## TASK GOAL:
Give the lines from the one containing "Patent image size: (1345, 886)." through the one containing "The section 112 is at (777, 115).", both included, as a Markdown table with the columns Row and Line, skipping blank lines.

## RAW DATA:
----

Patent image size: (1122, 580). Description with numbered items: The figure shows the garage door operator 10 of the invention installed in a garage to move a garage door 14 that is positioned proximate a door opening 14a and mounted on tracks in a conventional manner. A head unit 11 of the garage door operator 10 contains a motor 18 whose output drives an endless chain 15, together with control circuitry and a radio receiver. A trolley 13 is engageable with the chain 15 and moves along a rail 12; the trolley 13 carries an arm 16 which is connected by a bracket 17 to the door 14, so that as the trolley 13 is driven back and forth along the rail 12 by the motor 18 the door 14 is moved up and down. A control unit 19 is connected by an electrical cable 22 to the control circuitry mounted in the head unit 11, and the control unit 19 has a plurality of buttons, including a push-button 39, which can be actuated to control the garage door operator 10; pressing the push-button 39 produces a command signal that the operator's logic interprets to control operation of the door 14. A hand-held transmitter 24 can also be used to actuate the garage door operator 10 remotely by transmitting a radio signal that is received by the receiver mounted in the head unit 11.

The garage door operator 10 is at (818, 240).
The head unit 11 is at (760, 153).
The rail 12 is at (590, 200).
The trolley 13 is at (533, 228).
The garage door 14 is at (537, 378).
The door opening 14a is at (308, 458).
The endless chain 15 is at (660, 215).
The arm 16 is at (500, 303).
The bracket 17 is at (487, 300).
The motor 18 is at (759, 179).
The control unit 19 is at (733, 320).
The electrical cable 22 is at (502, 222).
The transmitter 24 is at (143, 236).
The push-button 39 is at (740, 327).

----

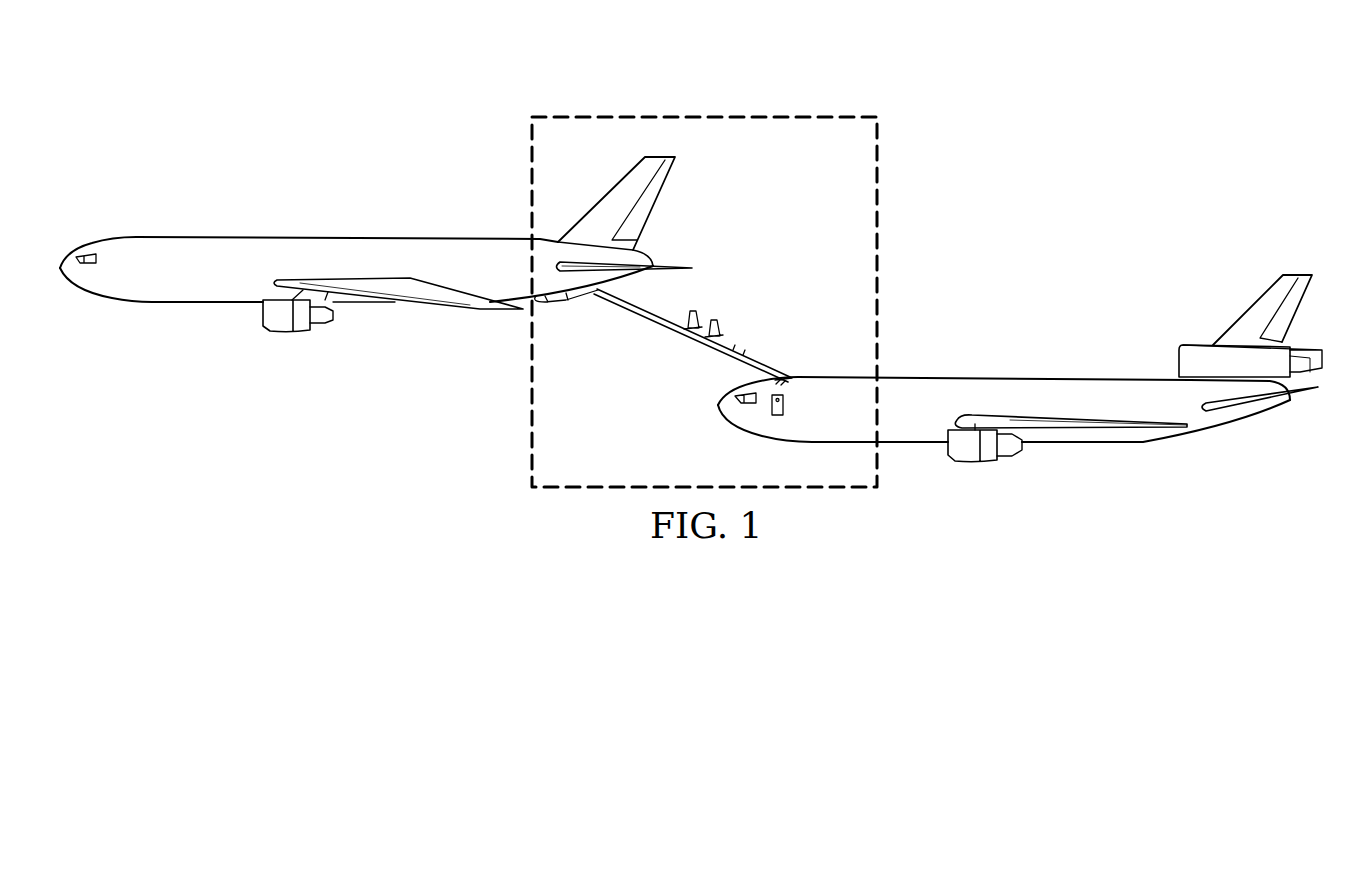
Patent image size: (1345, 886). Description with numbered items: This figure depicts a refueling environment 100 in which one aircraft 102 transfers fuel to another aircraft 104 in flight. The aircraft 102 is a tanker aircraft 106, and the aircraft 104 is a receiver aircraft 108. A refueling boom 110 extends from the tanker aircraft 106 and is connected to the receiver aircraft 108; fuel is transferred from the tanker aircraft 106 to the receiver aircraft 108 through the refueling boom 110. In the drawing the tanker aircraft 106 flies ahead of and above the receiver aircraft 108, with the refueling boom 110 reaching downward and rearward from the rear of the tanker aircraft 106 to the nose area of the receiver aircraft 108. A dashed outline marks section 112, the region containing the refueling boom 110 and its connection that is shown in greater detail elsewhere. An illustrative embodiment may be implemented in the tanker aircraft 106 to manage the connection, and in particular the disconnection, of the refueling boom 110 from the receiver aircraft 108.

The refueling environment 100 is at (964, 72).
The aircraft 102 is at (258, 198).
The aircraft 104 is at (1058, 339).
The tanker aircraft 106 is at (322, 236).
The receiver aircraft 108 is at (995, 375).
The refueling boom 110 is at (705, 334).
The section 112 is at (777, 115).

----

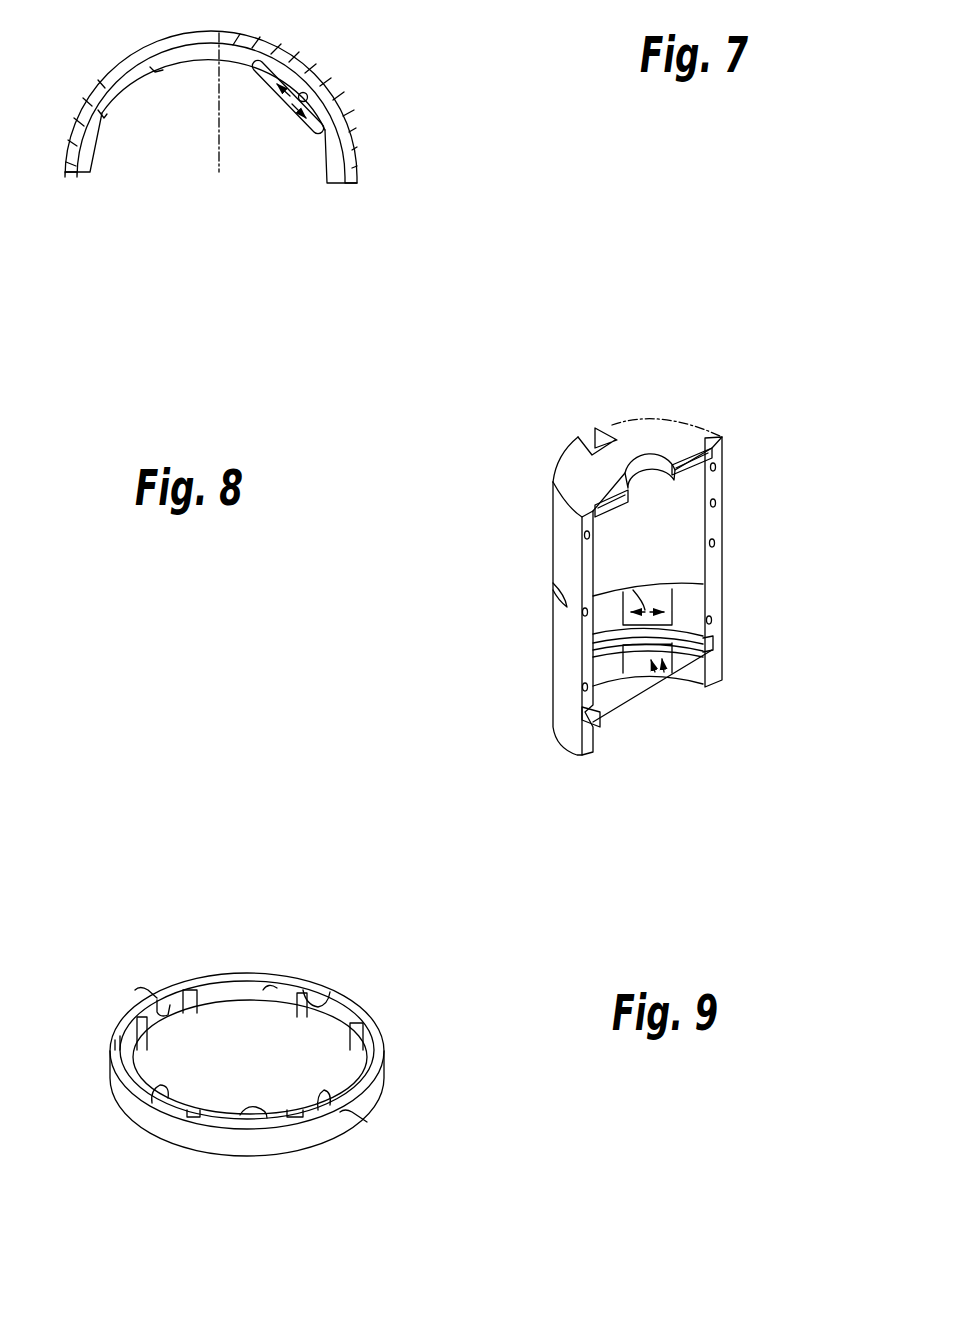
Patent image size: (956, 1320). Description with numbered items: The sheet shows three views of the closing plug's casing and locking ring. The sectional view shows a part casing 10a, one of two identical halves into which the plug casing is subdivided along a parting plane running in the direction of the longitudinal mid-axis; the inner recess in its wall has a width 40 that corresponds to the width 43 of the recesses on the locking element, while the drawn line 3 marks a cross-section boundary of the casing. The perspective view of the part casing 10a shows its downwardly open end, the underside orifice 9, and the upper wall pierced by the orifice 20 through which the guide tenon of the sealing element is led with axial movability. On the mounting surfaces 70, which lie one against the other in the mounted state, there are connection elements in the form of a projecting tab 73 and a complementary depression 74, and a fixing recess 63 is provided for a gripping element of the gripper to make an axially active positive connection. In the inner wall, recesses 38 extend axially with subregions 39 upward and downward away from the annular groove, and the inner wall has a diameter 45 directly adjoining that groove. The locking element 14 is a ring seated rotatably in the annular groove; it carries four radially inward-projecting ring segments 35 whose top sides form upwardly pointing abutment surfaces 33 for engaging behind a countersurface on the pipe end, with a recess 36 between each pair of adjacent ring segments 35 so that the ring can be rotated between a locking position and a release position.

----

## EXERCISE RESULT:
| Row | Line |
|---|---|
| 1 | Patent image size: (1345, 886). Description with numbered items: This figure depicts a refueling environment 100 in which one aircraft 102 transfers fuel to another aircraft 104 in flight. The aircraft 102 is a tanker aircraft 106, and the aircraft 104 is a receiver aircraft 108. A refueling boom 110 extends from the tanker aircraft 106 and is connected to the receiver aircraft 108; fuel is transferred from the tanker aircraft 106 to the receiver aircraft 108 through the refueling boom 110. In the drawing the tanker aircraft 106 flies ahead of and above the receiver aircraft 108, with the refueling boom 110 reaching downward and rearward from the rear of the tanker aircraft 106 to the nose area of the receiver aircraft 108. A dashed outline marks section 112, the region containing the refueling boom 110 and its connection that is shown in greater detail elsewhere. An illustrative embodiment may be implemented in the tanker aircraft 106 to manage the connection, and in particular the disconnection, of the refueling boom 110 from the receiver aircraft 108. |
| 2 | The refueling environment 100 is at (964, 72). |
| 3 | The aircraft 102 is at (258, 198). |
| 4 | The aircraft 104 is at (1058, 339). |
| 5 | The tanker aircraft 106 is at (322, 236). |
| 6 | The receiver aircraft 108 is at (995, 375). |
| 7 | The refueling boom 110 is at (705, 334). |
| 8 | The section 112 is at (777, 115). |